⟨

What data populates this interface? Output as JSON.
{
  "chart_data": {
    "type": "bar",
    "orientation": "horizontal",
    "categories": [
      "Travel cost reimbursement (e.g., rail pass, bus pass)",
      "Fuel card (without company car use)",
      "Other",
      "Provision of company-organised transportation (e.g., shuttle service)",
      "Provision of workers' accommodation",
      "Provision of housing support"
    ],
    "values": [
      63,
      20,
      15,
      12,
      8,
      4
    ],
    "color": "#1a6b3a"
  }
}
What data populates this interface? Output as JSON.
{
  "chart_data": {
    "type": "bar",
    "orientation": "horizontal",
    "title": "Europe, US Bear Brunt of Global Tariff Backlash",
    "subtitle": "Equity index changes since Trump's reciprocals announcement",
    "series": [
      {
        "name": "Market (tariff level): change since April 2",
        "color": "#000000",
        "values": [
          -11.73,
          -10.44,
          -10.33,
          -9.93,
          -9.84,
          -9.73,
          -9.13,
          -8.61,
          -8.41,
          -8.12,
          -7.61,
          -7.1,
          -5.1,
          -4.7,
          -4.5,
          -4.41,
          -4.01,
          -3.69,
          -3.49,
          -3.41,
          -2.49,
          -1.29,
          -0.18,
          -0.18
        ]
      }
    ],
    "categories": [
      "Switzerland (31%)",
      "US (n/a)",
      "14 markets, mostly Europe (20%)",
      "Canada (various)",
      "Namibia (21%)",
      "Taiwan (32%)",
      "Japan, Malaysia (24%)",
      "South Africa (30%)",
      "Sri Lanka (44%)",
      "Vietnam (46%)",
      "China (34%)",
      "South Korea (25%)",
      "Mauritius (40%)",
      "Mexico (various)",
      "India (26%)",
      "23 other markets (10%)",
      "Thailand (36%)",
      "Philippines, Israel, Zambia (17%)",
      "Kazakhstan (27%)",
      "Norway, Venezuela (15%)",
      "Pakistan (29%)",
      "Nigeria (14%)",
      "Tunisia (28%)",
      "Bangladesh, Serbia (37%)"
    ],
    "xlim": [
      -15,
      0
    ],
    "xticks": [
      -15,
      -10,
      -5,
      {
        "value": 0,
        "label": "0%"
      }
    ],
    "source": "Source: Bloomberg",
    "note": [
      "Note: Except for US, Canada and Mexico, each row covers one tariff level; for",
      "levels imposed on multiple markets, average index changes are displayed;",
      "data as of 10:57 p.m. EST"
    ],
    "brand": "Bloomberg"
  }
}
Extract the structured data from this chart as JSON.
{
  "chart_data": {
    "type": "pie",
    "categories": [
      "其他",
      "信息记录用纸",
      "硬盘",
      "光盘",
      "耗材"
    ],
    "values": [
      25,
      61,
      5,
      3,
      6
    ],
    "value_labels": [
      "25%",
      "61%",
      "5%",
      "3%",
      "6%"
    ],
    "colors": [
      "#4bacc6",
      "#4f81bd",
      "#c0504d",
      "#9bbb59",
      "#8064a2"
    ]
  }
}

⟩

Written instruction:
Reproduce the data in its entirety, matching each character.

Exercise output:
What data populates this interface? Output as JSON.
{
  "chart_data": {
    "type": "bar",
    "orientation": "horizontal",
    "categories": [
      "Travel cost reimbursement (e.g., rail pass, bus pass)",
      "Fuel card (without company car use)",
      "Other",
      "Provision of company-organised transportation (e.g., shuttle service)",
      "Provision of workers' accommodation",
      "Provision of housing support"
    ],
    "values": [
      63,
      20,
      15,
      12,
      8,
      4
    ],
    "color": "#1a6b3a"
  }
}
What data populates this interface? Output as JSON.
{
  "chart_data": {
    "type": "bar",
    "orientation": "horizontal",
    "title": "Europe, US Bear Brunt of Global Tariff Backlash",
    "subtitle": "Equity index changes since Trump's reciprocals announcement",
    "series": [
      {
        "name": "Market (tariff level): change since April 2",
        "color": "#000000",
        "values": [
          -11.73,
          -10.44,
          -10.33,
          -9.93,
          -9.84,
          -9.73,
          -9.13,
          -8.61,
          -8.41,
          -8.12,
          -7.61,
          -7.1,
          -5.1,
          -4.7,
          -4.5,
          -4.41,
          -4.01,
          -3.69,
          -3.49,
          -3.41,
          -2.49,
          -1.29,
          -0.18,
          -0.18
        ]
      }
    ],
    "categories": [
      "Switzerland (31%)",
      "US (n/a)",
      "14 markets, mostly Europe (20%)",
      "Canada (various)",
      "Namibia (21%)",
      "Taiwan (32%)",
      "Japan, Malaysia (24%)",
      "South Africa (30%)",
      "Sri Lanka (44%)",
      "Vietnam (46%)",
      "China (34%)",
      "South Korea (25%)",
      "Mauritius (40%)",
      "Mexico (various)",
      "India (26%)",
      "23 other markets (10%)",
      "Thailand (36%)",
      "Philippines, Israel, Zambia (17%)",
      "Kazakhstan (27%)",
      "Norway, Venezuela (15%)",
      "Pakistan (29%)",
      "Nigeria (14%)",
      "Tunisia (28%)",
      "Bangladesh, Serbia (37%)"
    ],
    "xlim": [
      -15,
      0
    ],
    "xticks": [
      -15,
      -10,
      -5,
      {
        "value": 0,
        "label": "0%"
      }
    ],
    "source": "Source: Bloomberg",
    "note": [
      "Note: Except for US, Canada and Mexico, each row covers one tariff level; for",
      "levels imposed on multiple markets, average index changes are displayed;",
      "data as of 10:57 p.m. EST"
    ],
    "brand": "Bloomberg"
  }
}
Extract the structured data from this chart as JSON.
{
  "chart_data": {
    "type": "pie",
    "categories": [
      "其他",
      "信息记录用纸",
      "硬盘",
      "光盘",
      "耗材"
    ],
    "values": [
      25,
      61,
      5,
      3,
      6
    ],
    "value_labels": [
      "25%",
      "61%",
      "5%",
      "3%",
      "6%"
    ],
    "colors": [
      "#4bacc6",
      "#4f81bd",
      "#c0504d",
      "#9bbb59",
      "#8064a2"
    ]
  }
}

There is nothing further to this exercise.